» What is asked: Reply with one number only, the count of lines holding the string "steps".

» The input:
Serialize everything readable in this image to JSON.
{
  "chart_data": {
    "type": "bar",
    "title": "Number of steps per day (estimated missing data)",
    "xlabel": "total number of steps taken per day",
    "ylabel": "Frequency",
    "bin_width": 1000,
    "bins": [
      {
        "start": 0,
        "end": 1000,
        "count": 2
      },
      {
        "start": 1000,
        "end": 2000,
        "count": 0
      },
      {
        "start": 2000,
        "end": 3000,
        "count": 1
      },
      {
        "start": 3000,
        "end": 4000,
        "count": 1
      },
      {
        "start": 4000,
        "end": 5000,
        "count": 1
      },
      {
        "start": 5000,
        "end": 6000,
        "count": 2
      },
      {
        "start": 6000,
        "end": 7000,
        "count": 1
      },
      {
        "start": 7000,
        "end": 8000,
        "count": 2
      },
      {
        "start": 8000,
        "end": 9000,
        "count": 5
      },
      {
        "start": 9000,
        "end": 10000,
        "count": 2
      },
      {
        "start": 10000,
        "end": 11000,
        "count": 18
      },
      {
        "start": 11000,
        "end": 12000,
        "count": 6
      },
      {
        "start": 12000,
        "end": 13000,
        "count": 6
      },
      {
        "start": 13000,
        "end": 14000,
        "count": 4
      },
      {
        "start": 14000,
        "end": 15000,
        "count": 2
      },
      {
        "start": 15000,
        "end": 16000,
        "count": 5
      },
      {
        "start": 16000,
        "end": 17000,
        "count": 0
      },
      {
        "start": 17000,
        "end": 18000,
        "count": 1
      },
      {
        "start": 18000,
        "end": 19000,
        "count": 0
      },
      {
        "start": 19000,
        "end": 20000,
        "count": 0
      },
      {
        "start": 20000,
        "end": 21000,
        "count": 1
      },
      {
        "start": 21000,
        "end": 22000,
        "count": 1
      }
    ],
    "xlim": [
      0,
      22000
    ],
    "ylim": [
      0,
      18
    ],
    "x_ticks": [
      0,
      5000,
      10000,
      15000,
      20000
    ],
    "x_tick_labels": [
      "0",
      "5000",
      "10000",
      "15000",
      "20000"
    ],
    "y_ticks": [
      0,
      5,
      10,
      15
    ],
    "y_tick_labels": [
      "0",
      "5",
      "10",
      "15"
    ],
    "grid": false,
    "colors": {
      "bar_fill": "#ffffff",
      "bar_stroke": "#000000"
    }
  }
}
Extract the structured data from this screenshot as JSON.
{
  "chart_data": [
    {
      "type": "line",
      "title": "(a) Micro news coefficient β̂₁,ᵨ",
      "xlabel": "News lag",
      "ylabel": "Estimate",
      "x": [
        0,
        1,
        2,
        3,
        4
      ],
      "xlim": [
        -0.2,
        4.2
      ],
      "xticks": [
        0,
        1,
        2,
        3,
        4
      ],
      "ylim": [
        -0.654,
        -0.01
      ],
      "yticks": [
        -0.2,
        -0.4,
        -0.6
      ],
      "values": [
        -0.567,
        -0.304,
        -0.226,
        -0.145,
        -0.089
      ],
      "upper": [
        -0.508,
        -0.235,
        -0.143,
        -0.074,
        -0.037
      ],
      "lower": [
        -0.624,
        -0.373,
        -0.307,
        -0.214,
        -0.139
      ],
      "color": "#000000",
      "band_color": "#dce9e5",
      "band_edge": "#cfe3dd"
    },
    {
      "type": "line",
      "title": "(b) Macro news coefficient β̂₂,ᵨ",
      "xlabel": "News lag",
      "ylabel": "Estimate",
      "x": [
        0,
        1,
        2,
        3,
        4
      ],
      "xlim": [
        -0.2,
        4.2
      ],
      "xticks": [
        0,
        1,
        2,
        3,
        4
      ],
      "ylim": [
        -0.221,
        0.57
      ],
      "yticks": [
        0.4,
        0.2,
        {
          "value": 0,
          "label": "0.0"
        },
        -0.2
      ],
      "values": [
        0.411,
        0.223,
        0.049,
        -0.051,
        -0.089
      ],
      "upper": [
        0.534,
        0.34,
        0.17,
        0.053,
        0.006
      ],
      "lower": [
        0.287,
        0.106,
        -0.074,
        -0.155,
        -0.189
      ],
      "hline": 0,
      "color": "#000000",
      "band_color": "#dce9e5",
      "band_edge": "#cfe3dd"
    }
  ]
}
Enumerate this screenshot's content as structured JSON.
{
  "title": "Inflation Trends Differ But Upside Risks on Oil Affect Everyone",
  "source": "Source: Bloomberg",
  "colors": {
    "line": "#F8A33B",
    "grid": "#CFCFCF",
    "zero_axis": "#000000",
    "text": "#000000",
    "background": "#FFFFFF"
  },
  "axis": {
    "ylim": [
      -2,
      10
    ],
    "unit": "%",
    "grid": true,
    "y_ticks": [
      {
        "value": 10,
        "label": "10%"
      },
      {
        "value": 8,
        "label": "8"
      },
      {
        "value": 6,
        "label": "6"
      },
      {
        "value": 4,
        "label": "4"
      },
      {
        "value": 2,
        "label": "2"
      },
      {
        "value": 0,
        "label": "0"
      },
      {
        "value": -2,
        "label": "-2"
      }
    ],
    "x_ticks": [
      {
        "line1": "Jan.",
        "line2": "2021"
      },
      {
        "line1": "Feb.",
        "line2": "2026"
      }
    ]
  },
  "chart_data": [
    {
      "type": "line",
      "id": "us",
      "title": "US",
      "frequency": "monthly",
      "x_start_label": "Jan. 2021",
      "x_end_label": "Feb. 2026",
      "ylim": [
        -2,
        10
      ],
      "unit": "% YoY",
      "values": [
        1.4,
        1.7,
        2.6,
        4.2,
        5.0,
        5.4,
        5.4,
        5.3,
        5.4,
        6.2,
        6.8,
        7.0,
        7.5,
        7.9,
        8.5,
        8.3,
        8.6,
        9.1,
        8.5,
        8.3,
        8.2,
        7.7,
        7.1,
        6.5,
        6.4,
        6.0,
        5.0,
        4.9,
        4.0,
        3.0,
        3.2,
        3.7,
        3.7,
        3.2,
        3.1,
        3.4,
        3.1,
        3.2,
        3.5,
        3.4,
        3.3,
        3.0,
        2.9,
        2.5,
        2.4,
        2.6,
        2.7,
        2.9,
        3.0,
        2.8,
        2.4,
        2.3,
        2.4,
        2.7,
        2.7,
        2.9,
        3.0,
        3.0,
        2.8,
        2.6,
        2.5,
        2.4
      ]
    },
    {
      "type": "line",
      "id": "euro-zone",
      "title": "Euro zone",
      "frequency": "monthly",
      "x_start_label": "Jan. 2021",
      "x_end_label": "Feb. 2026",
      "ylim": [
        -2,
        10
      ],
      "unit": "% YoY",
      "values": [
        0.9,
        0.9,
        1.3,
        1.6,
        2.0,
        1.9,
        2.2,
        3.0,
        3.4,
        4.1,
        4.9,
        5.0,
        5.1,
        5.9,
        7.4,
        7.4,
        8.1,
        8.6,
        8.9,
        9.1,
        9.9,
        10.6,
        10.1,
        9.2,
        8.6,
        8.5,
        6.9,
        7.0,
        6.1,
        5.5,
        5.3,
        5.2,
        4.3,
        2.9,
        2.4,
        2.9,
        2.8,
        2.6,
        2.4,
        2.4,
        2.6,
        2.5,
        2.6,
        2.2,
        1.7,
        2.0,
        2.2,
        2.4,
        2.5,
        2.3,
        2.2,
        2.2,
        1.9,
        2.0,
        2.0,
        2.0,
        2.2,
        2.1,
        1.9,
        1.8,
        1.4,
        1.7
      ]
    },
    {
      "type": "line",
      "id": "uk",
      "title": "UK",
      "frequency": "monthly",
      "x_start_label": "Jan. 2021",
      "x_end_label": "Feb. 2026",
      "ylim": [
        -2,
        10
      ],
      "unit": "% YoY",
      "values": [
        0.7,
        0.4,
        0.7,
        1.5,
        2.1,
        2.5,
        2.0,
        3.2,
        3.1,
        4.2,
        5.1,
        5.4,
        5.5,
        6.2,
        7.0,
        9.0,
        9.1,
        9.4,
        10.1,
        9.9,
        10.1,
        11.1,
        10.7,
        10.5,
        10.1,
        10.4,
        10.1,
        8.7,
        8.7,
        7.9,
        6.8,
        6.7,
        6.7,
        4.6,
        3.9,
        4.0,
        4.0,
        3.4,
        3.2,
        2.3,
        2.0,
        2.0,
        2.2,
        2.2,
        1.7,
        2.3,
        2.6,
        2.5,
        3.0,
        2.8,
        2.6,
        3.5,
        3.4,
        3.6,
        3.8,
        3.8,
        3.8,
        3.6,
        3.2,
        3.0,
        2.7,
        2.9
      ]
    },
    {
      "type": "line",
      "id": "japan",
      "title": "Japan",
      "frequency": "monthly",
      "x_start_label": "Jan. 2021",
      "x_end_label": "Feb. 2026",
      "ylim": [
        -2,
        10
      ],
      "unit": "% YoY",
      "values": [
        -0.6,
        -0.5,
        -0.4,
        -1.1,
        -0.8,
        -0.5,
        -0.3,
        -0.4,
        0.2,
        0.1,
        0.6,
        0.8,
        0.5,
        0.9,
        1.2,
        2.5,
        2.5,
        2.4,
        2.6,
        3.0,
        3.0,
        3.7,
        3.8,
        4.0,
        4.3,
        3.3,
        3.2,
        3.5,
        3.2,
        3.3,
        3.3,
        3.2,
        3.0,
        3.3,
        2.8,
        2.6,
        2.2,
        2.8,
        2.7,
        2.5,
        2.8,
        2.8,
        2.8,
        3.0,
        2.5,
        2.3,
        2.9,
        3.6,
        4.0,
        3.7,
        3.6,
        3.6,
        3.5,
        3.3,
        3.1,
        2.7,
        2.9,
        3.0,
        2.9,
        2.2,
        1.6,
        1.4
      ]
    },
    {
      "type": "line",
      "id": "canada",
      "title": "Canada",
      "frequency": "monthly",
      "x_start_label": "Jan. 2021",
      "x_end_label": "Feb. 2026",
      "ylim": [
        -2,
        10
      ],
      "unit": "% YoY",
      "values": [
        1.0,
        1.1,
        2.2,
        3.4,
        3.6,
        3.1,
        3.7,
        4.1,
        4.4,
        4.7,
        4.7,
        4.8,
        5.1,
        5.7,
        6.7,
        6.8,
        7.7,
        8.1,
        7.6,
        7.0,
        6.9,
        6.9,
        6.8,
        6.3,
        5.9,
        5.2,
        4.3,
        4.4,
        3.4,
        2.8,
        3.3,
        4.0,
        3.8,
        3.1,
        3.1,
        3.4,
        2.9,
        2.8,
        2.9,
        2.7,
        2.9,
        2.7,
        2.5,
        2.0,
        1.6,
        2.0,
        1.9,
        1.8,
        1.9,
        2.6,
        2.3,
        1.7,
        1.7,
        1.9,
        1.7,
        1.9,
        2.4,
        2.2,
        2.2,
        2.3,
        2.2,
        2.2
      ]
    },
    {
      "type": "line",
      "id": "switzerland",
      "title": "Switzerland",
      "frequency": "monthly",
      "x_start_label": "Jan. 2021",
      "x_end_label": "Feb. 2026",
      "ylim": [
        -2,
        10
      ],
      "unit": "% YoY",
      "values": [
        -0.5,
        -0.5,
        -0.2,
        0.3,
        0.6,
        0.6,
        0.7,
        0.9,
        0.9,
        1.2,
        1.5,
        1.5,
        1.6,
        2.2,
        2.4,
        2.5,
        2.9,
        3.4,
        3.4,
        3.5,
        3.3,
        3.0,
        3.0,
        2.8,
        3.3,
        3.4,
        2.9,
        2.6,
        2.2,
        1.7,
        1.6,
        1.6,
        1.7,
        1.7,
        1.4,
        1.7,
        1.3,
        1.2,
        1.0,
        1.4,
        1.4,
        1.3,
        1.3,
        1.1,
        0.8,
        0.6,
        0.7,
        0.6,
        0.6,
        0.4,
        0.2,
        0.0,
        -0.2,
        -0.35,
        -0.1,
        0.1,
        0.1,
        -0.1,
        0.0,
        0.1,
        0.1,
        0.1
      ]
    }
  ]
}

» Result of this task: 2